● PROBLEM REQUIREMENTS
Answer with a single number: how many lines in the listing below include "基因的碱基的排列顺序发生改变"?

— start —

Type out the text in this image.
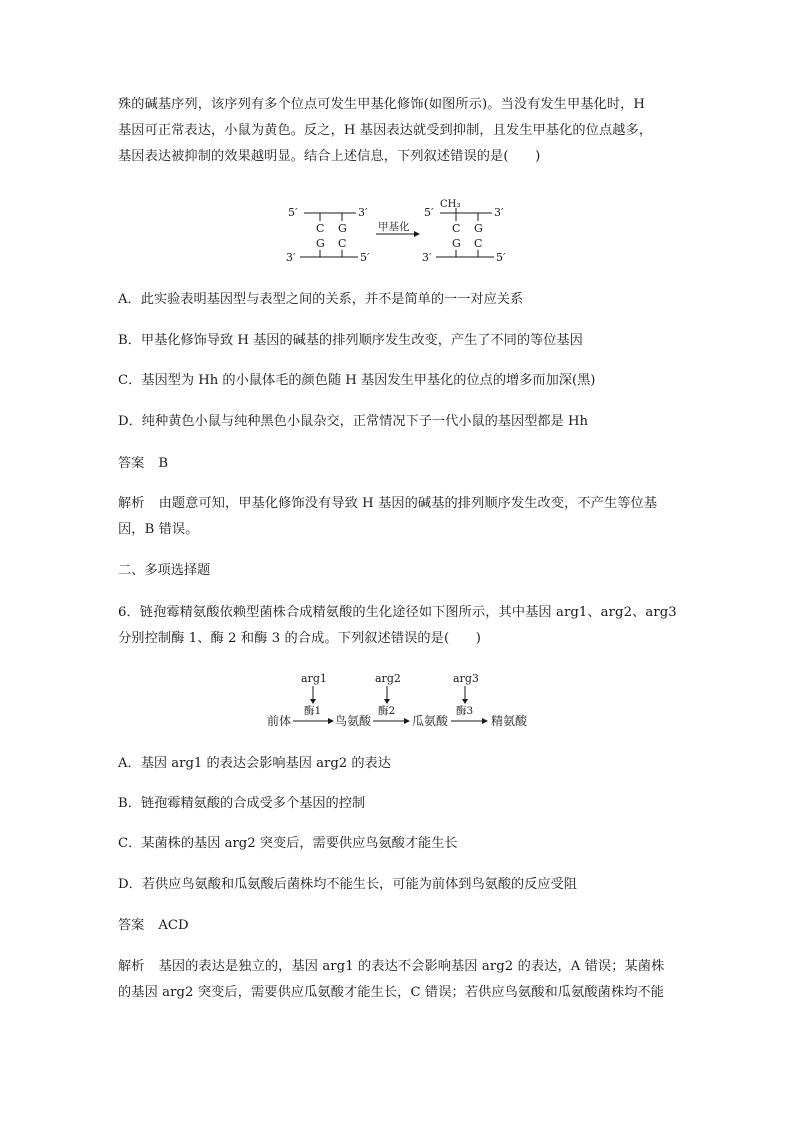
殊的碱基序列，该序列有多个位点可发生甲基化修饰(如图所示)。当没有发生甲基化时，H
基因可正常表达，小鼠为黄色。反之，H 基因表达就受到抑制，且发生甲基化的位点越多，
基因表达被抑制的效果越明显。结合上述信息，下列叙述错误的是(　　)
5′	3′
C G
G C
3′	5′
甲基化
CH₃
5′	3′
C G
G C
3′	5′
A．此实验表明基因型与表型之间的关系，并不是简单的一一对应关系
B．甲基化修饰导致 H 基因的碱基的排列顺序发生改变，产生了不同的等位基因
C．基因型为 Hh 的小鼠体毛的颜色随 H 基因发生甲基化的位点的增多而加深(黑)
D．纯种黄色小鼠与纯种黑色小鼠杂交，正常情况下子一代小鼠的基因型都是 Hh
答案 B
解析 由题意可知，甲基化修饰没有导致 H 基因的碱基的排列顺序发生改变，不产生等位基
因，B 错误。
二、多项选择题
6．链孢霉精氨酸依赖型菌株合成精氨酸的生化途径如下图所示，其中基因 arg1、arg2、arg3
分别控制酶 1、酶 2 和酶 3 的合成。下列叙述错误的是(　　)
arg1	arg2	arg3
酶1	酶2	酶3
前体	鸟氨酸	瓜氨酸	精氨酸
A．基因 arg1 的表达会影响基因 arg2 的表达
B．链孢霉精氨酸的合成受多个基因的控制
C．某菌株的基因 arg2 突变后，需要供应鸟氨酸才能生长
D．若供应鸟氨酸和瓜氨酸后菌株均不能生长，可能为前体到鸟氨酸的反应受阻
答案 ACD
解析 基因的表达是独立的，基因 arg1 的表达不会影响基因 arg2 的表达，A 错误；某菌株
的基因 arg2 突变后，需要供应瓜氨酸才能生长，C 错误；若供应鸟氨酸和瓜氨酸菌株均不能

— end —

● REPLY
2